A longer argument often given for this contradiction, by Russell himself, for example, proceeds by cases. Is R a normal set? If it is normal, then it is a member of R, since R contains all normal sets. But if that is the case, then R contains itself as a member, and therefore is abnormal. On the other hand, if R is abnormal, then it is not a member of R, since R contains only normal sets. But if that is the case, then R does not contain itself as a member, and therefore is normal. Clearly, this is a paradox: if we suppose R is normal we can prove it is abnormal, and if we suppose R is abnormal we can prove it is normal. Hence, R is both normal and abnormal, which is a contradiction.

Formal derivation

Let R be "the set of all sets that do not contain themselves as members". Formally: A is an element of R if and only if A is not an element of A. In set-builder notation:

$R=\{A\mid A\not\in A\}.$

Nothing in the system of Frege''s Grundgesetze der Arithmetik rules out R being a well-defined set. The problem arises when it is considered whether R is an element of itself. If R is an element of R, then according to the definition R is not an element of R. If R is not an element of R, then R has to be an element of R, again by its very definition. The statements "R is an element of R" and "R is not an element of R" cannot both be true, thus the contradiction.

The following fully formal yet elementary derivation of Russell''s paradox^[1] makes plain that the paradox requires nothing more than first-order logic with the unrestricted use of set abstraction. The proof is given in terms of collections (all sets are collections, but not conversely). It invokes neither set theory axioms nor the law of excluded middle explicitly or tacitly.

Definition. The collection $\{x \mid \Phi(x)\}\,\!$ , in which $\Phi(x)\,\!$ is any predicate of first-order logic in which $x\,\!$ is a free variable, denotes the individual $A\,\!$ satisfying $\forall x\,[x \in A \Leftrightarrow \Phi(x)]\,\!$ .

Theorem. The collection $R=\{x \mid x \notin x\}\,\!$ is contradictory.

+--

YOUR TASK. Reproduce word for word the portion of the passage on Russell's paradox that begins with the words "The following fully" and ends with "explicitly or tacitly.".

EXCERPTED DATA.
+--

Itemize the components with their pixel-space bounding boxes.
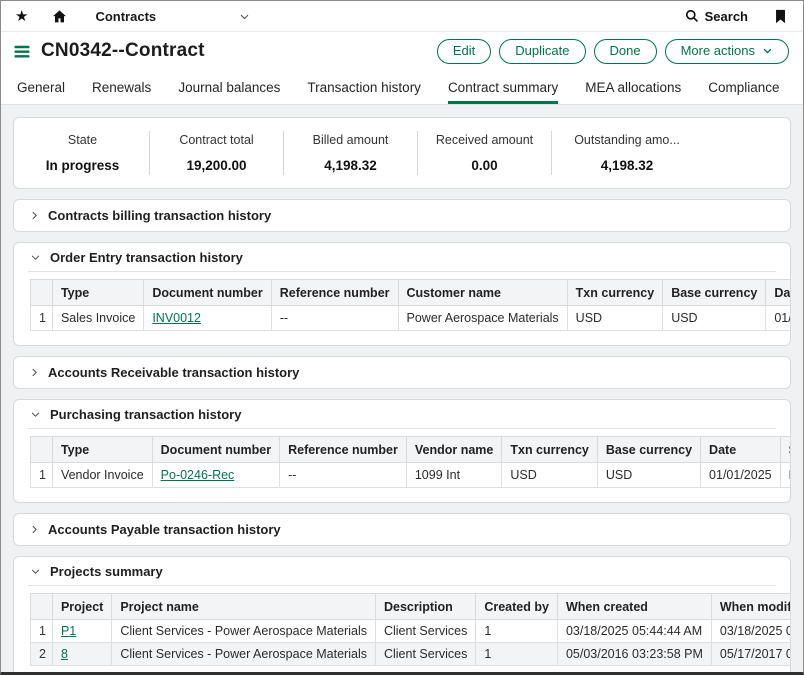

+--

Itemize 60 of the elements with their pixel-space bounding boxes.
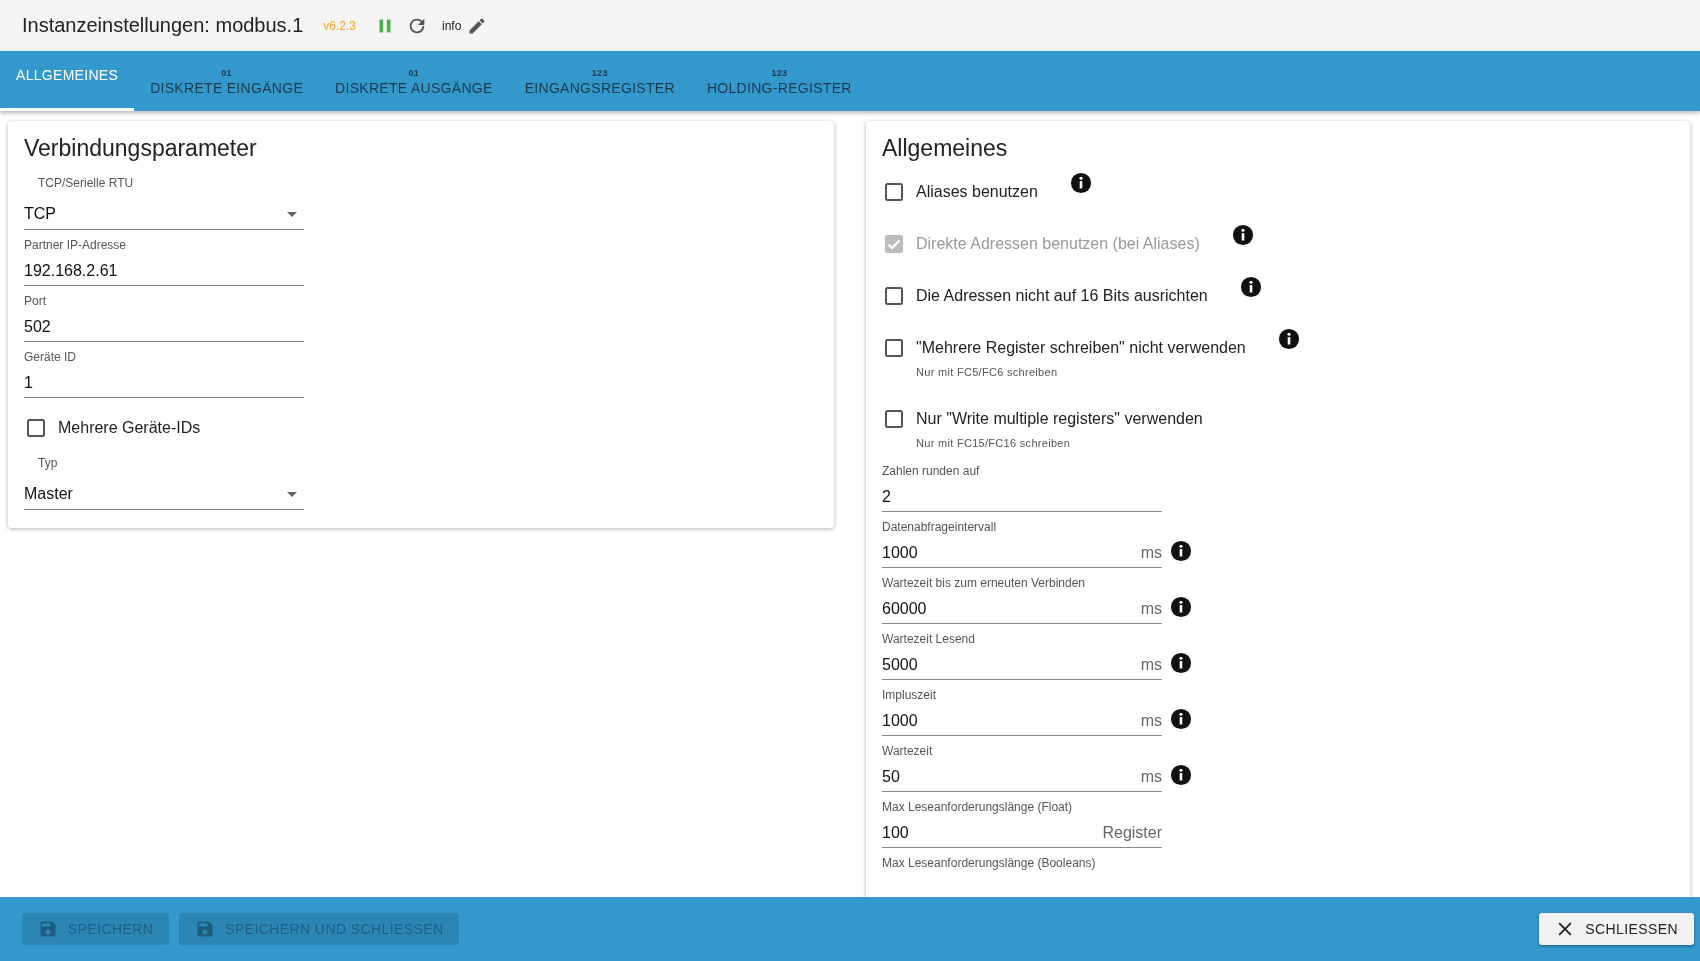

+--

FULL OUTPUT.
The following fully formal yet elementary derivation of Russell''s paradox^[1] makes plain that the paradox requires nothing more than first-order logic with the unrestricted use of set abstraction. The proof is given in terms of collections (all sets are collections, but not conversely). It invokes neither set theory axioms nor the law of excluded middle explicitly or tacitly.